:: AUFGABEN ::
1 - Welche Probeflüssigkeit verwendet das im Auszug beschriebene Verfahren zur Prüfung der Saccharometerscala ausschließlich?
2 - Bitte gib die Zeilen der Auflistung vom Anfang bis einschließlich der Zeile mit "village-names-cell: 塘坑村、莲溪村、湴湄村、大井村、东里村 [344,1096,1036,1164]" als Markdown-Tabelle wieder, und zwar nur diese. Verwende die Spalten „Nr.“ für die Zeilennummer und „Zeile“ für den Zeileninhalt und lass Leerzeilen weg.

Zur Prüfung und Berichtigung der Saccharometerscala
benutzt K. Ulsch (Zeitschrift
für das gesammte Brauwesen, Bd. 13 S. 369) das folgende Verfahren, welches
ausschliesslich Wasser als Probeflüssigkeit verwendet und eine genaue Berichtigung
der Scala an beliebig vielen Punkten in sehr schneller Folge ermöglicht. Das genau
gewogene und gereinigte Saccharometer befindet sich in einem 8 cm weiten und 45 cm
hohen Glascylinder und wird an den längeren Arm einer mit Balkenarretirung
versehenen Reimann'schen Wage angehängt, welche ein
leichtes Wagschälchen von 4 bis 5 cm Durchmesser trägt. Befindet sich die Wage im
Gleichgewicht, so muss das untere Ende des Saccharometers um einige Millimeter vom
Boden des Cylinders abstehen. Der letztere ist unten tubulirt und mit einem ganz
gleich beschaffenen, höher aufgestellten Cylinder durch Kautschukschlauch verbunden,
welcher letztere mit einem Quetschhahne zur Regulirung der Verbindung versehen ist.

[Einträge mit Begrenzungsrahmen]
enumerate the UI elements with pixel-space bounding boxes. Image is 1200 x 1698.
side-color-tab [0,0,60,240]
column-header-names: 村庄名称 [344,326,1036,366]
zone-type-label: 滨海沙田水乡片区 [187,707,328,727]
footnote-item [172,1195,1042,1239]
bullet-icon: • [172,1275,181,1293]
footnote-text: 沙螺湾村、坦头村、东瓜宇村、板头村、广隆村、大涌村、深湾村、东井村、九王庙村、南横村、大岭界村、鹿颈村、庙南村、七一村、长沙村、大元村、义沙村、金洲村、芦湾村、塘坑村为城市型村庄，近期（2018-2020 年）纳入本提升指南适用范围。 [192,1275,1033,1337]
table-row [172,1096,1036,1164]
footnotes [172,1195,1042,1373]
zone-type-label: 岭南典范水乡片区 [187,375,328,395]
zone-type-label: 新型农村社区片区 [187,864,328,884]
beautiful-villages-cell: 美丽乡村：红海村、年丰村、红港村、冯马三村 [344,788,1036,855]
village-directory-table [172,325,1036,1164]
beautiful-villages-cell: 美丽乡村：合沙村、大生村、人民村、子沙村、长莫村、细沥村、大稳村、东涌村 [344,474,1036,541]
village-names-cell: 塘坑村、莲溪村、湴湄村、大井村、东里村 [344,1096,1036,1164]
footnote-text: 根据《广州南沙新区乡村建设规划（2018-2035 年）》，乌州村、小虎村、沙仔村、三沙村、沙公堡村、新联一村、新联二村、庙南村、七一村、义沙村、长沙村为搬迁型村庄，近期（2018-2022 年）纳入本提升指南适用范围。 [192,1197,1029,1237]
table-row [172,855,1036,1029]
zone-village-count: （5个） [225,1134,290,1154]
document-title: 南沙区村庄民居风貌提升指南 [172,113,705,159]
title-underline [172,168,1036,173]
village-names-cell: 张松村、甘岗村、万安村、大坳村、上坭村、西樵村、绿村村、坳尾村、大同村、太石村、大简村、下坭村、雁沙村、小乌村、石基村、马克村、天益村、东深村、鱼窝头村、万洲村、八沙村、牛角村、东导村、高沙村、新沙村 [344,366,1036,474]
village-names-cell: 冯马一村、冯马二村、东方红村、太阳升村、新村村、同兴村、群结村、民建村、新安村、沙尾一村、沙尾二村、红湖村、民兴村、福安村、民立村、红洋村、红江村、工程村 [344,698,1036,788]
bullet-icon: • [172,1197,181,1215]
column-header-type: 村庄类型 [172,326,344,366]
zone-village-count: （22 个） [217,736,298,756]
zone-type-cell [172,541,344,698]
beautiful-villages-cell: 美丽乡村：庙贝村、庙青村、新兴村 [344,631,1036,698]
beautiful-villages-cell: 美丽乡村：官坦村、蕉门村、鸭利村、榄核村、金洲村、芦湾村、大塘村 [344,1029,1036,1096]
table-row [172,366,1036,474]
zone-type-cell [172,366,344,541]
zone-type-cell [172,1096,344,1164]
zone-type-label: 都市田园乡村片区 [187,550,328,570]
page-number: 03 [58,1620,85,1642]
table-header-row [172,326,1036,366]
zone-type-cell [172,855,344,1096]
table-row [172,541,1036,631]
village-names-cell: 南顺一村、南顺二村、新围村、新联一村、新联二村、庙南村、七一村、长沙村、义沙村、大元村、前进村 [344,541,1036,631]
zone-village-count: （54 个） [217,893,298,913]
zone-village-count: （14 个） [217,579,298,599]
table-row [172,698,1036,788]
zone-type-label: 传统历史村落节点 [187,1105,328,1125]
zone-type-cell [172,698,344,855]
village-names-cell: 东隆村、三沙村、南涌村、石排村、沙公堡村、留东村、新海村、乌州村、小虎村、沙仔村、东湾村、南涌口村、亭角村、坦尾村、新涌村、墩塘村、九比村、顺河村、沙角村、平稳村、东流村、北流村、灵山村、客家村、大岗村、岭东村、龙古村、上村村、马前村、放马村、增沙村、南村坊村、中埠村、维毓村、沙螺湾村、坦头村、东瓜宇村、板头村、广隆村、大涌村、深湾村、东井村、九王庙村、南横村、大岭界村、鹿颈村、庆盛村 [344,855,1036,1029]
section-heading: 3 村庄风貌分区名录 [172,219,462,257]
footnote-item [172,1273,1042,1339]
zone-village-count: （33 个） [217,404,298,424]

:: LÖSUNGEN ::
1 - Wasser.

2 -
| Nr. | Zeile |
|---|---|
| 1 | enumerate the UI elements with pixel-space bounding boxes. Image is 1200 x 1698. |
| 2 | side-color-tab [0,0,60,240] |
| 3 | column-header-names: 村庄名称 [344,326,1036,366] |
| 4 | zone-type-label: 滨海沙田水乡片区 [187,707,328,727] |
| 5 | footnote-item [172,1195,1042,1239] |
| 6 | bullet-icon: • [172,1275,181,1293] |
| 7 | footnote-text: 沙螺湾村、坦头村、东瓜宇村、板头村、广隆村、大涌村、深湾村、东井村、九王庙村、南横村、大岭界村、鹿颈村、庙南村、七一村、长沙村、大元村、义沙村、金洲村、芦湾村、塘坑村为城市型村庄，近期（2018-2020 年）纳入本提升指南适用范围。 [192,1275,1033,1337] |
| 8 | table-row [172,1096,1036,1164] |
| 9 | footnotes [172,1195,1042,1373] |
| 10 | zone-type-label: 岭南典范水乡片区 [187,375,328,395] |
| 11 | zone-type-label: 新型农村社区片区 [187,864,328,884] |
| 12 | beautiful-villages-cell: 美丽乡村：红海村、年丰村、红港村、冯马三村 [344,788,1036,855] |
| 13 | village-directory-table [172,325,1036,1164] |
| 14 | beautiful-villages-cell: 美丽乡村：合沙村、大生村、人民村、子沙村、长莫村、细沥村、大稳村、东涌村 [344,474,1036,541] |
| 15 | village-names-cell: 塘坑村、莲溪村、湴湄村、大井村、东里村 [344,1096,1036,1164] |